Text segment »
Start of Block

One of the biggest stumbling blocks I find is illustrated by the person who writes to me almost daily it seems and says, gee, I've been walking on the treadmill three times a week for a half hour each time for about a month and nothing's happening! Expecting to lose weight as a result of walking three times a week is a very unrealistic expectation. In most cases, it's just not gonna happen.


LCLM: What is your response to those who claim low carbing is unhealthy or dangerous?

JB: Ah, I love those people. I especially love debating them in public forums. They're usually dietitians who are about as clueless about nutrition as my Golden Retreiver. Sometimes they're doctors, who are taught as much about nutrition in med school as an accountant is taught about tennis. I take on what I call "the top myths about low-carb dieting" in my book, "Living the Low Carb Life", I discuss the notion that protein causes bone loss, that high protein diets cause kidney disease, that ketosis is dangerous, and all the other stuff. And I back up absolutely everything I say with a significant bibliography of scientific references and studies In fact, there were so many of these studies that we couldn't fit them all into the book without going over the page allowance, so I created a a PDF file which you can go to on my website, jonnybowden.com. It's called "For Your Doctor" and it lists the studies, the medical or nutritional journals they appeared in, the dates and the authors so that anyone can go back and read the original articles on Pub Med (the Institute of Medicine Library) or a similar site.

Many people are taking my book to their primary care physician, in order to start a dialogue about their weight and their health, which I think is a really positive thing. The better docs are beginning to give this stuff a second look as the research is coming out, though there's still a lot of prejudice out there. The dietitians are the worst, though even some of them seem to be slowly coming around. Shape Magazine, for example, where many many people unfortunately get their information, has a policy and I know this for a fact of refusing to review or discuss a book that's about low-carbohydrate dieting, even one with as much science and supporting evidence as mine. The editor in chief simply will not permit anything even moderately positive to be written about low-carbohydrate dieting in the magazine. It's pretty unbelievable.


LCLM: Has low carb become "trendy" at the expense of keeping a watchful eye on its healthful aspects?

End of Block

(Stored data)
Start of Block

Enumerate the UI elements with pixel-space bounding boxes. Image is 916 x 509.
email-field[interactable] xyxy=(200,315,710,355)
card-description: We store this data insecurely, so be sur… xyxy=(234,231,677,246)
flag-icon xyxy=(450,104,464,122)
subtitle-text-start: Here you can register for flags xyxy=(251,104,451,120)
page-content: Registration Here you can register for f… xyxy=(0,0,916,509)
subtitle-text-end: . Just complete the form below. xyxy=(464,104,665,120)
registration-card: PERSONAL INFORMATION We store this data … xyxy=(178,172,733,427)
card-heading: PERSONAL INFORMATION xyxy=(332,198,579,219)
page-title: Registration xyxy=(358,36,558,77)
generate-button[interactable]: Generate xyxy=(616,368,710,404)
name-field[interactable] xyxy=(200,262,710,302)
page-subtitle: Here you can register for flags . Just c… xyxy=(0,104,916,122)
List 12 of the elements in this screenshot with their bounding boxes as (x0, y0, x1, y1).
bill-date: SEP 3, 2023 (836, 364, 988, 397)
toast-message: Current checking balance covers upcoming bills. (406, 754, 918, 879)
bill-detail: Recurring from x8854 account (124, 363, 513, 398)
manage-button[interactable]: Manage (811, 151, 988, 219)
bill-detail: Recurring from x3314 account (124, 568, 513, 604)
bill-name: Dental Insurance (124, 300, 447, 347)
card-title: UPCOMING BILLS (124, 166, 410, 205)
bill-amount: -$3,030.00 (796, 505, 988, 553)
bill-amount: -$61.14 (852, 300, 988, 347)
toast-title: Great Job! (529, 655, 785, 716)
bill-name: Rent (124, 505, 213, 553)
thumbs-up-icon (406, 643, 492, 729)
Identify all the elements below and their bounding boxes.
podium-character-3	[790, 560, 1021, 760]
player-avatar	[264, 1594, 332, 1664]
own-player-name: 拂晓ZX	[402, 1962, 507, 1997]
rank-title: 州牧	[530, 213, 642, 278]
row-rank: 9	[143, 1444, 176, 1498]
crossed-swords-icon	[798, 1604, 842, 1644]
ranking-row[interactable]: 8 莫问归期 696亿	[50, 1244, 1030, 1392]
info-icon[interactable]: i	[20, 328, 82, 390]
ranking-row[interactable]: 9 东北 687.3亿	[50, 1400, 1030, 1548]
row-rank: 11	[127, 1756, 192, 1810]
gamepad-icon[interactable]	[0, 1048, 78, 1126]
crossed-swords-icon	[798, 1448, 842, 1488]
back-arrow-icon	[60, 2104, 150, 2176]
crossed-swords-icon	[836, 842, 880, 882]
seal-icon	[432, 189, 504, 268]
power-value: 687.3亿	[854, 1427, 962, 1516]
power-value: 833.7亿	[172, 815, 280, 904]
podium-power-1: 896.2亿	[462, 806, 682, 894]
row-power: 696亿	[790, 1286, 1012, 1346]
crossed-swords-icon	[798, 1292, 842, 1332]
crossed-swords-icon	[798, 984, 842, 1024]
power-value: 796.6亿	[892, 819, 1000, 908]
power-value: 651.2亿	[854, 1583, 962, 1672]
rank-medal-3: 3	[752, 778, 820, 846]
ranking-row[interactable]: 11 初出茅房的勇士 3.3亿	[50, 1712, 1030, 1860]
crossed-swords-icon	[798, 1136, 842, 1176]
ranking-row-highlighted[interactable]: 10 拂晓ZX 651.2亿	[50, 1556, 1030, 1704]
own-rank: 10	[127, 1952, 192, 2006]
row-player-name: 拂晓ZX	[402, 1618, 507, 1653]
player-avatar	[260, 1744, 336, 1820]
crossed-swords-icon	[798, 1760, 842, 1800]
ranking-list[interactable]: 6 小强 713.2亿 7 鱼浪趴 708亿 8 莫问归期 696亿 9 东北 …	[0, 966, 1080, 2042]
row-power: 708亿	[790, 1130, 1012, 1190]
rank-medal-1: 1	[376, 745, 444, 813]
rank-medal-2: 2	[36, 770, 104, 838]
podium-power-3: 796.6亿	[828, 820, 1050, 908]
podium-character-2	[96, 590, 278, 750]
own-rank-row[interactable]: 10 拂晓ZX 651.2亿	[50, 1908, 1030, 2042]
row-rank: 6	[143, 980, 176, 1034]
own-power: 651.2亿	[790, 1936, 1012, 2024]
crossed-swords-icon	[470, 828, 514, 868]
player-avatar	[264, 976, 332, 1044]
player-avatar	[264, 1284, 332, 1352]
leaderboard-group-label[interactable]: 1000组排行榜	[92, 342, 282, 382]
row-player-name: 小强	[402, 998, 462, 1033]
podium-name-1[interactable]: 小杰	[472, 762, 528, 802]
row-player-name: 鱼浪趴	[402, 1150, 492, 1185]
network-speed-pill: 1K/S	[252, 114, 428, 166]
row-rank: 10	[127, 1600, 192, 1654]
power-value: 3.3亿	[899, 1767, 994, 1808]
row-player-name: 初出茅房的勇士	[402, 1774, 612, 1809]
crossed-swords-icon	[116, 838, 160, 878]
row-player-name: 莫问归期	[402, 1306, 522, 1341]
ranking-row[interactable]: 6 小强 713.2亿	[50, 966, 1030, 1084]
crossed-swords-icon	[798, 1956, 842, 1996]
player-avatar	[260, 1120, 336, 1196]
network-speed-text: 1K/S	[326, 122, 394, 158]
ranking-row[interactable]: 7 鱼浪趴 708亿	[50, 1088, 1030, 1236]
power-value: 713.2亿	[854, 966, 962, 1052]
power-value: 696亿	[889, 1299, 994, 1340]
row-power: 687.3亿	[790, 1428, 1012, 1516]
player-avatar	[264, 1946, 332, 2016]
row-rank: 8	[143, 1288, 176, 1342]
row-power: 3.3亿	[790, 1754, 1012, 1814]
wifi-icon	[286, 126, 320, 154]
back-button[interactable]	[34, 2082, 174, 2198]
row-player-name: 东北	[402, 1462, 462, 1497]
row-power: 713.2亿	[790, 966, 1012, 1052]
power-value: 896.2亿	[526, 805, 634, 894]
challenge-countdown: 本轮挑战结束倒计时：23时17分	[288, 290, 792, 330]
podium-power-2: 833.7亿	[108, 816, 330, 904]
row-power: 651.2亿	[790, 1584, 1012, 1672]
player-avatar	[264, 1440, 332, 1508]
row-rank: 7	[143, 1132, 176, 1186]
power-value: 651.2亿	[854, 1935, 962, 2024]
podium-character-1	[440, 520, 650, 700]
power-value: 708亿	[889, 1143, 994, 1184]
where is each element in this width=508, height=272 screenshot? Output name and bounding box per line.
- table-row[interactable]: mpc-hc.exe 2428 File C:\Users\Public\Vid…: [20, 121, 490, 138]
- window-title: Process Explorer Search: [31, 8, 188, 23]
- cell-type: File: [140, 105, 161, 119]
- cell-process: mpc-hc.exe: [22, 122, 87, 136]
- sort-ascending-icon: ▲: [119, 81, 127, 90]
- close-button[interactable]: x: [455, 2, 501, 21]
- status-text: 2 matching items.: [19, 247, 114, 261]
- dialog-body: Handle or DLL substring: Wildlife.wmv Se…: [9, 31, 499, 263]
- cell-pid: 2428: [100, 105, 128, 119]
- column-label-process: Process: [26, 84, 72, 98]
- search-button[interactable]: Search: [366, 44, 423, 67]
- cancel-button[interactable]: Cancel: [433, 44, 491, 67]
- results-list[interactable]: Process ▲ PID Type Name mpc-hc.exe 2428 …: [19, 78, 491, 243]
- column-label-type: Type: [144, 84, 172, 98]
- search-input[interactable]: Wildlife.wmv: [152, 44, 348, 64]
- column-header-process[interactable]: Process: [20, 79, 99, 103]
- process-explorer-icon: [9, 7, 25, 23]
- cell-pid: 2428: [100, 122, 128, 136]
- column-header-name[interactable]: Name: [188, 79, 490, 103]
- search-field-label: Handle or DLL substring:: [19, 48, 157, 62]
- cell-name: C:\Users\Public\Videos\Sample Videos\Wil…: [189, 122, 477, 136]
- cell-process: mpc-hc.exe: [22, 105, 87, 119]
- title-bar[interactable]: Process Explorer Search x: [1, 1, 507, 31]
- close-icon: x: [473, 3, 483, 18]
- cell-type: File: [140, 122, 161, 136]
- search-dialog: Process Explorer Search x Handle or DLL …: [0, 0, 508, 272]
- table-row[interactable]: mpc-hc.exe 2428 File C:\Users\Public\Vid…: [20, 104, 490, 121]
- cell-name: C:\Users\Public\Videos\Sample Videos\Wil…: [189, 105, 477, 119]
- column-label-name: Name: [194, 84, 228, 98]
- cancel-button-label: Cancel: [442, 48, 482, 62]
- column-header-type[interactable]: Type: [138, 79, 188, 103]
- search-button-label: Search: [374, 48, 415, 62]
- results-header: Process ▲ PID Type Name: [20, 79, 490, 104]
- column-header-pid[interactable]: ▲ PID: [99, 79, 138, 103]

End of Block

Your task » Please continue the low-carb dieting interview from its last sentence. None of the stored lines are used here.

Answer to the problem »
JB: That's a great question. In my book, I talk about my fear that over the next twenty years we as a nation will become ever more obese and unhealthy but this time, instead of walking around with low-fat junk food, we'll be carrying our low-carb cotton candy, our low-carb hot dogs on our low-carb buns and drinking vats of low-carb slurpees. If that happens we will have traded one idiotic sound byte for another. We need to get away from the notion that "carbs are bad" and from the notion that as long as something doesn't have carbs, it's fine to eat. That's what we did in the 80's with fat and look how that turned out.

There is just no substitute for being conscious about our food choices. Yes, most of our junk food happens to be processed carbohydrates, but not all carbohydrates are junk food. And just because something is low-carb does not mean it is healthy it doesn't even mean that it's non-fattening!


LCLM: How do you see the future of "low carb"?

JB: I hope that we will reach a point and this may be a way off where we significantly dial down the contribution of junk food to our daily diet. I don't see this happening right away, because there are huge political and social obstacles to that scenario. But I do see the country gradually awakening to the contribution food makes to our health crisis and demanding that our food suppliers begin to be more responsible.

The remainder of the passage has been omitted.